- [Data]
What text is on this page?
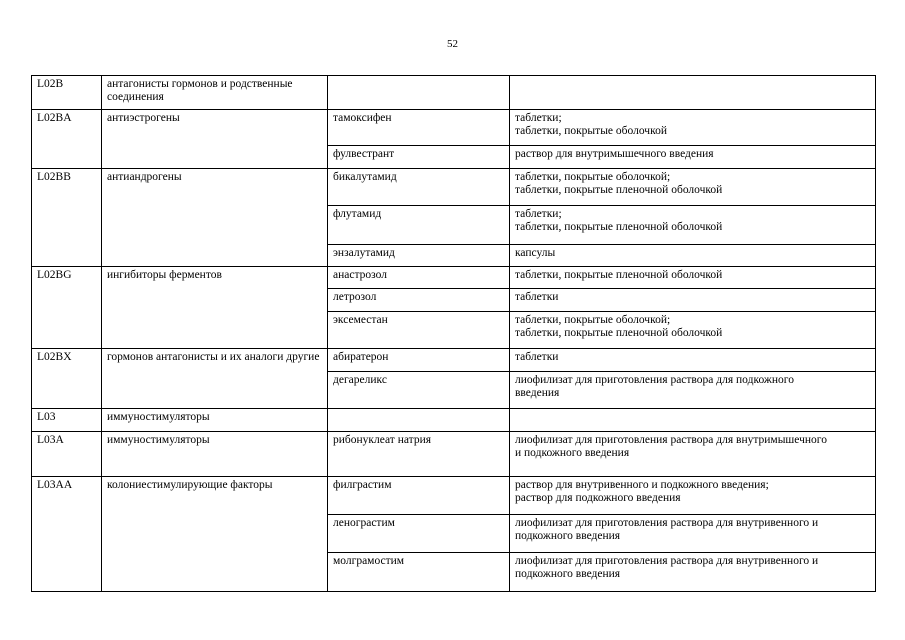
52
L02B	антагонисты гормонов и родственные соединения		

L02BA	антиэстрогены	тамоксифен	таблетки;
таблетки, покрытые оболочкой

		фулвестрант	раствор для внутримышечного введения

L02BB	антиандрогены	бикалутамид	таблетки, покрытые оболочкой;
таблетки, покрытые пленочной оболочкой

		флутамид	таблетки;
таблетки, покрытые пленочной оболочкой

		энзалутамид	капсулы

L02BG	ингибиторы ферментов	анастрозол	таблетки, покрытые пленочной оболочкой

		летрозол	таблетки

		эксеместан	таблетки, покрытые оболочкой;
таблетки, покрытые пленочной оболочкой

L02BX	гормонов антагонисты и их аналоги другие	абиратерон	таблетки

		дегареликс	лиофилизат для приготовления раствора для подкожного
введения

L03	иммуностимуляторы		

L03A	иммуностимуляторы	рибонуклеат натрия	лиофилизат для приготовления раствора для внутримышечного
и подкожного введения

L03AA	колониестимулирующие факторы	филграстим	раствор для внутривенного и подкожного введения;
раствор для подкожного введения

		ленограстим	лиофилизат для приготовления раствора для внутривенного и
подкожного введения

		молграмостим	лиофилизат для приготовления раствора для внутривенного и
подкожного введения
--
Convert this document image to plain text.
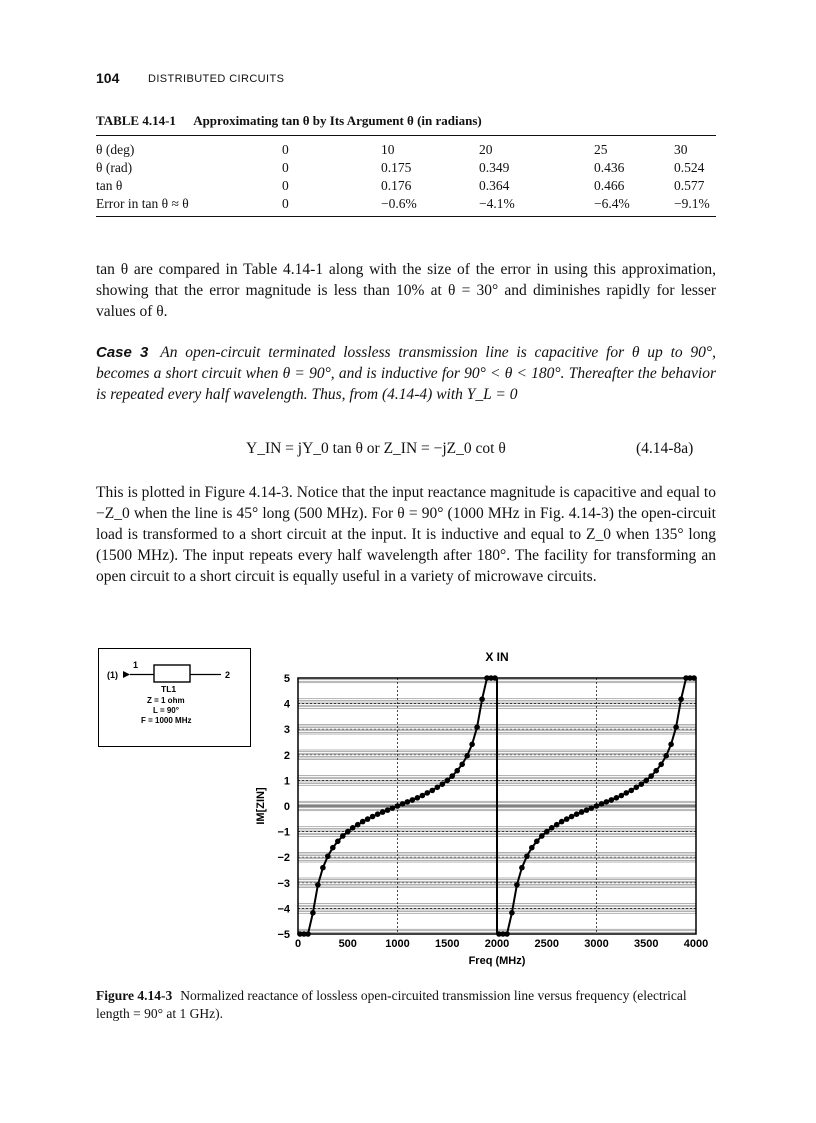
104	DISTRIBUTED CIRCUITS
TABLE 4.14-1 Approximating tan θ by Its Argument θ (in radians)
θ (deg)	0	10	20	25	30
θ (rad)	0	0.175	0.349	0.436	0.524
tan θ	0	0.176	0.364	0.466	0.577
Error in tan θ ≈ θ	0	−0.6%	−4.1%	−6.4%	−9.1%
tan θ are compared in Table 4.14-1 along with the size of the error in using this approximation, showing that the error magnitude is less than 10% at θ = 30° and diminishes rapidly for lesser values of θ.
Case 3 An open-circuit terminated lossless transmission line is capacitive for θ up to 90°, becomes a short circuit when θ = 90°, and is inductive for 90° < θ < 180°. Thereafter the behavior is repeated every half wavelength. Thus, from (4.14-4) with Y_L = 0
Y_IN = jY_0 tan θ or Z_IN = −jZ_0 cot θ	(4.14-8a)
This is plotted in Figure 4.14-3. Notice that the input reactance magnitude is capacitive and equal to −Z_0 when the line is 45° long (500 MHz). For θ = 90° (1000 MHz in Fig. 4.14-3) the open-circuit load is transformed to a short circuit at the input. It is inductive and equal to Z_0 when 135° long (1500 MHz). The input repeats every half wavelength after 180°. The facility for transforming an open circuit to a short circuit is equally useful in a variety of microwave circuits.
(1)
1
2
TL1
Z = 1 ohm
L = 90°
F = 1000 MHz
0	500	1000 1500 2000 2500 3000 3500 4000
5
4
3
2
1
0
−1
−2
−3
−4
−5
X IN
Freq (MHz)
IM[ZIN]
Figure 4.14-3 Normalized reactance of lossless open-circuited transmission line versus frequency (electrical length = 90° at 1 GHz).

- [Aim] Choose all lines containing the string "half" and copy them out.

- [Correct response]
Case 3 An open-circuit terminated lossless transmission line is capacitive for θ up to 90°, becomes a short circuit when θ = 90°, and is inductive for 90° < θ < 180°. Thereafter the behavior is repeated every half wavelength. Thus, from (4.14-4) with Y_L = 0
This is plotted in Figure 4.14-3. Notice that the input reactance magnitude is capacitive and equal to −Z_0 when the line is 45° long (500 MHz). For θ = 90° (1000 MHz in Fig. 4.14-3) the open-circuit load is transformed to a short circuit at the input. It is inductive and equal to Z_0 when 135° long (1500 MHz). The input repeats every half wavelength after 180°. The facility for transforming an open circuit to a short circuit is equally useful in a variety of microwave circuits.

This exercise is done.